◆ Requirement:
Determine how many lines of this material contain "Katharina". Give only the number.

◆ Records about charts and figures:
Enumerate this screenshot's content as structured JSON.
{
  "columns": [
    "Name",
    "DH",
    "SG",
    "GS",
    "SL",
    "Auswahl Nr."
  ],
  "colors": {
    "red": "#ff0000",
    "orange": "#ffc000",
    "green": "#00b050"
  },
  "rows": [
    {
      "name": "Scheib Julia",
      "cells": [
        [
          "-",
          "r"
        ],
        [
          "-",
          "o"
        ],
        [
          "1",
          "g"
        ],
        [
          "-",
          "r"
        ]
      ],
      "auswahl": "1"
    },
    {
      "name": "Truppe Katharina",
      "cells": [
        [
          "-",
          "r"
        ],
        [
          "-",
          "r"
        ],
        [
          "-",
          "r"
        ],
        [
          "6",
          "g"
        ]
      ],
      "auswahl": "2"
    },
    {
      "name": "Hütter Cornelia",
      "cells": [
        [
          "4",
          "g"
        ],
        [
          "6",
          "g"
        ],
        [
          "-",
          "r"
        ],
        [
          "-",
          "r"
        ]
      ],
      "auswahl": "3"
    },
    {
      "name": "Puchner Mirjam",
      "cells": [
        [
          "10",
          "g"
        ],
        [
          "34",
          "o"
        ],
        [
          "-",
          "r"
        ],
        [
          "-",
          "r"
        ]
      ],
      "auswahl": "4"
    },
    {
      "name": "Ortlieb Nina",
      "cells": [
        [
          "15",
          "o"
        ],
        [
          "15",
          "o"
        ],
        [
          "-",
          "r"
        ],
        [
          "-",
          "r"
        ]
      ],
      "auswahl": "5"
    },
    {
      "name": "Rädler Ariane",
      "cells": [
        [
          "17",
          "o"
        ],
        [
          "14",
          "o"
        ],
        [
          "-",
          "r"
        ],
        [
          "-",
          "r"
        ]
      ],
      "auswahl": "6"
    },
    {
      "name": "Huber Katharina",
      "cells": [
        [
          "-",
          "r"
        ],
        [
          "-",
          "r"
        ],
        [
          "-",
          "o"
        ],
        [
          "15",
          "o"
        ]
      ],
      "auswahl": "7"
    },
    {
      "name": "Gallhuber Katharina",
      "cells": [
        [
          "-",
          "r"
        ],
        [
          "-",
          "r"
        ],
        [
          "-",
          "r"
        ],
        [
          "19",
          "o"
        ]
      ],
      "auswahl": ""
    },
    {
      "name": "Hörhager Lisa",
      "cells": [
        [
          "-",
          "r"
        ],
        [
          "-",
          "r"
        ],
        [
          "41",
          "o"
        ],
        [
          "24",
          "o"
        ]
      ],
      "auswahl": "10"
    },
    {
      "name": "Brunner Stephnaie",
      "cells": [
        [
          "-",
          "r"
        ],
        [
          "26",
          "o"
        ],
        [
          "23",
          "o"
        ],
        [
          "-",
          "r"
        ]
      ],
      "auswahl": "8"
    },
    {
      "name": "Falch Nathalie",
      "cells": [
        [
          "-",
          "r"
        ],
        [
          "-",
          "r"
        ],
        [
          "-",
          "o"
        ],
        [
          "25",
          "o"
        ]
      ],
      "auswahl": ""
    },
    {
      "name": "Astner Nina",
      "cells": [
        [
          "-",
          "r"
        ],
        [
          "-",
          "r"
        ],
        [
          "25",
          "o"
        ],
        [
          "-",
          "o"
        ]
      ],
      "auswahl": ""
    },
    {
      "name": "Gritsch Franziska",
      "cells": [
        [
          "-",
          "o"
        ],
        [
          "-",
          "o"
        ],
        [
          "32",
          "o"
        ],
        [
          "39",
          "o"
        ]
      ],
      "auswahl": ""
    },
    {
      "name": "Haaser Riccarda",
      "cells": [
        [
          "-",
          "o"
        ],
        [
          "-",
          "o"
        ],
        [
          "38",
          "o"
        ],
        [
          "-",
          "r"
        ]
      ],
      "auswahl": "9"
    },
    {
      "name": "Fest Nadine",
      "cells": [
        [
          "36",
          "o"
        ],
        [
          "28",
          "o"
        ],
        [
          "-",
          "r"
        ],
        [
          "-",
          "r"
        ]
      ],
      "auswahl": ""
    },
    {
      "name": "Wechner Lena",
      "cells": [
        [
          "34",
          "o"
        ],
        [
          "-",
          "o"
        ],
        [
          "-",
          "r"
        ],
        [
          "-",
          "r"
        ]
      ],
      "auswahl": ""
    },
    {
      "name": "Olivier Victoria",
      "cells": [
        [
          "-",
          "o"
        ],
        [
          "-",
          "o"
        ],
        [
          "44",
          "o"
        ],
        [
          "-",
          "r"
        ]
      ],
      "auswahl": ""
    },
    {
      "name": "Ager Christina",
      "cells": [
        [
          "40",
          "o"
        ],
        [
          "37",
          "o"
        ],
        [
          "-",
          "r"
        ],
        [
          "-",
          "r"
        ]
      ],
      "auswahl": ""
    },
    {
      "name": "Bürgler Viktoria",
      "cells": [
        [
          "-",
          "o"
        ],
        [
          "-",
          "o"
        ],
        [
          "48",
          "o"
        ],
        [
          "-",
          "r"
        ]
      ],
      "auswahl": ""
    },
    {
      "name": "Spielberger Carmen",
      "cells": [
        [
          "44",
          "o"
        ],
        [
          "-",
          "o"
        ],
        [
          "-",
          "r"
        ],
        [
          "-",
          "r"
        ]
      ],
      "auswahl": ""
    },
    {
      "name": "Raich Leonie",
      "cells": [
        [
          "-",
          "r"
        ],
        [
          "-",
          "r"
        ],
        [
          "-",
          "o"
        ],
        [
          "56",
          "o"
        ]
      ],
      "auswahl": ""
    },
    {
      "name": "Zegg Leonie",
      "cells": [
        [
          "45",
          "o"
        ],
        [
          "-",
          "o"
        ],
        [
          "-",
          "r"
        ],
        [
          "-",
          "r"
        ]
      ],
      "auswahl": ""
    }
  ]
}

◆ Worked solution:
3